> _WRITTEN REQUEST_:
Write out each record again exactly as it stands.
================================
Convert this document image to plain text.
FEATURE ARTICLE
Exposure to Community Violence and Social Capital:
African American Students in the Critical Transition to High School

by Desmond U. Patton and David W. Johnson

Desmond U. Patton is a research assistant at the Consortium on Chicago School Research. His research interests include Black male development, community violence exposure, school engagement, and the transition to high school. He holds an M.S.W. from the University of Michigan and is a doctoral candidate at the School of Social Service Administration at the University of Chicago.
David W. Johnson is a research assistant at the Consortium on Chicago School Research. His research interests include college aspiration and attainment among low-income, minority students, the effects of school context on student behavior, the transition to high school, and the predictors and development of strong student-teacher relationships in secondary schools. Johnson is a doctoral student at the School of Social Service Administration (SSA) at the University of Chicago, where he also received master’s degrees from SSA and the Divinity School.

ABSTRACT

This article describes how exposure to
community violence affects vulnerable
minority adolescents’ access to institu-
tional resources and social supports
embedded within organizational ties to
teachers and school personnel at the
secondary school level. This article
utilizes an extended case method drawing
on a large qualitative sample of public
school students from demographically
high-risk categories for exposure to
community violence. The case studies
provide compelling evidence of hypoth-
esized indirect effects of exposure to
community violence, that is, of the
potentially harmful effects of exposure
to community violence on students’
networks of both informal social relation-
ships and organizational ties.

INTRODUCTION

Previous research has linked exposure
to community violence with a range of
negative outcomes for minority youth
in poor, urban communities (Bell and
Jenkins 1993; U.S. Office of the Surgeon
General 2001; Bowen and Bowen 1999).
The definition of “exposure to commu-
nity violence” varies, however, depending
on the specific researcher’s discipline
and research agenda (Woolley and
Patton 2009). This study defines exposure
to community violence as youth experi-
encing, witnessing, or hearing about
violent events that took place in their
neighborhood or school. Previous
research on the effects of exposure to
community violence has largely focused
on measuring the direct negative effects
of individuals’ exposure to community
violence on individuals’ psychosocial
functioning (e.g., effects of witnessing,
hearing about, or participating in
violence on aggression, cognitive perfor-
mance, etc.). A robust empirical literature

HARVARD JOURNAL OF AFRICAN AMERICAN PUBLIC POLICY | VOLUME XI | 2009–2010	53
================================
> _OUTPUT OF THE EXERCISE_:
Convert this document image to plain text.
FEATURE ARTICLE
Exposure to Community Violence and Social Capital:
African American Students in the Critical Transition to High School

by Desmond U. Patton and David W. Johnson

Desmond U. Patton is a research assistant at the Consortium on Chicago School Research. His research interests include Black male development, community violence exposure, school engagement, and the transition to high school. He holds an M.S.W. from the University of Michigan and is a doctoral candidate at the School of Social Service Administration at the University of Chicago.
David W. Johnson is a research assistant at the Consortium on Chicago School Research. His research interests include college aspiration and attainment among low-income, minority students, the effects of school context on student behavior, the transition to high school, and the predictors and development of strong student-teacher relationships in secondary schools. Johnson is a doctoral student at the School of Social Service Administration (SSA) at the University of Chicago, where he also received master’s degrees from SSA and the Divinity School.

ABSTRACT

This article describes how exposure to
community violence affects vulnerable
minority adolescents’ access to institu-
tional resources and social supports
embedded within organizational ties to
teachers and school personnel at the
secondary school level. This article
utilizes an extended case method drawing
on a large qualitative sample of public
school students from demographically
high-risk categories for exposure to
community violence. The case studies
provide compelling evidence of hypoth-
esized indirect effects of exposure to
community violence, that is, of the
potentially harmful effects of exposure
to community violence on students’
networks of both informal social relation-
ships and organizational ties.

INTRODUCTION

Previous research has linked exposure
to community violence with a range of
negative outcomes for minority youth
in poor, urban communities (Bell and
Jenkins 1993; U.S. Office of the Surgeon
General 2001; Bowen and Bowen 1999).
The definition of “exposure to commu-
nity violence” varies, however, depending
on the specific researcher’s discipline
and research agenda (Woolley and
Patton 2009). This study defines exposure
to community violence as youth experi-
encing, witnessing, or hearing about
violent events that took place in their
neighborhood or school. Previous
research on the effects of exposure to
community violence has largely focused
on measuring the direct negative effects
of individuals’ exposure to community
violence on individuals’ psychosocial
functioning (e.g., effects of witnessing,
hearing about, or participating in
violence on aggression, cognitive perfor-
mance, etc.). A robust empirical literature

HARVARD JOURNAL OF AFRICAN AMERICAN PUBLIC POLICY | VOLUME XI | 2009–2010	53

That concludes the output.